** begin THE RECORDS **
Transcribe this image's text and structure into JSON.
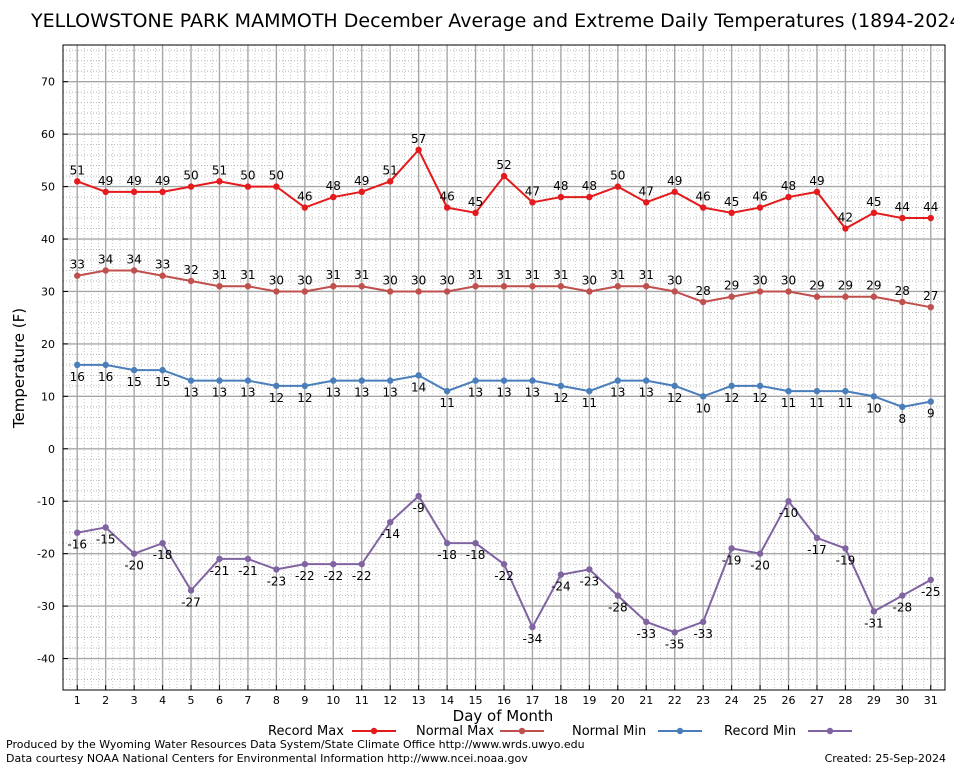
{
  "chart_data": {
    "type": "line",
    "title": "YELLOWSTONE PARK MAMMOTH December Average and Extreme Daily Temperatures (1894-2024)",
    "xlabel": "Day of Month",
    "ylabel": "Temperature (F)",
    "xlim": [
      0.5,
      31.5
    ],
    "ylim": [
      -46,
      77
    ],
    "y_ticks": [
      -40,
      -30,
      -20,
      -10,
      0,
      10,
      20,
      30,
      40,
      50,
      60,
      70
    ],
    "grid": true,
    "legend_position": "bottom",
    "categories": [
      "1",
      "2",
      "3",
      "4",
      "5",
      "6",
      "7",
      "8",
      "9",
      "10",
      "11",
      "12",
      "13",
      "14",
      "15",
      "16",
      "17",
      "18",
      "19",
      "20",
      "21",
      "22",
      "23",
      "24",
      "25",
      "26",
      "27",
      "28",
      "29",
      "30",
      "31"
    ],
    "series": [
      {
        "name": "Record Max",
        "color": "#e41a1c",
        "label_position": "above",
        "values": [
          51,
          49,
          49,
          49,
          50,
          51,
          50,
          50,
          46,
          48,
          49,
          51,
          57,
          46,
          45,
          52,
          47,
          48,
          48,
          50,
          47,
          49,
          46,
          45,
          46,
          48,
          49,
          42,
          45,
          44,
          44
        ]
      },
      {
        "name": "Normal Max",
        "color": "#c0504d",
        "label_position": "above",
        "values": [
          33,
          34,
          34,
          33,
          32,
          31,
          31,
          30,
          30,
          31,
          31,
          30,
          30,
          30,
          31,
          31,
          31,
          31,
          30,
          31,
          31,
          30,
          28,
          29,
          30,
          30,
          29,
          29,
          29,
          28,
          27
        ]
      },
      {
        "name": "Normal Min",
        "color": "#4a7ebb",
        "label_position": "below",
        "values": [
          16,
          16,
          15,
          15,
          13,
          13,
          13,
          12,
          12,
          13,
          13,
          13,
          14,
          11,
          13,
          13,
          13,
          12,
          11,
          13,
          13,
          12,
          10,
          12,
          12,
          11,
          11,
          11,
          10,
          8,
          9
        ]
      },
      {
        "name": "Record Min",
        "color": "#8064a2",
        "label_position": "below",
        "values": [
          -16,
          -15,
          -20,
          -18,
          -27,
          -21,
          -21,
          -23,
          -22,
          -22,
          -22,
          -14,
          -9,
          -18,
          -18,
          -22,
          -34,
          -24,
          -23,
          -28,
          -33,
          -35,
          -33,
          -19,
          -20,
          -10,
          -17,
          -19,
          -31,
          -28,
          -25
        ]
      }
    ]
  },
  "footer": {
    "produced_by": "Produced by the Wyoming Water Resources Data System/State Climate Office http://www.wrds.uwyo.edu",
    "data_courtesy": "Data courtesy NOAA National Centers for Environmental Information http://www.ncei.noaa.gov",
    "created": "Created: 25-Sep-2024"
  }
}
** end THE RECORDS **
● WHAT YOU SHOULD DO
Give back only a number, the number of lines where the string "color" occurs.

● SOLUTION FOR THIS PROBLEM
4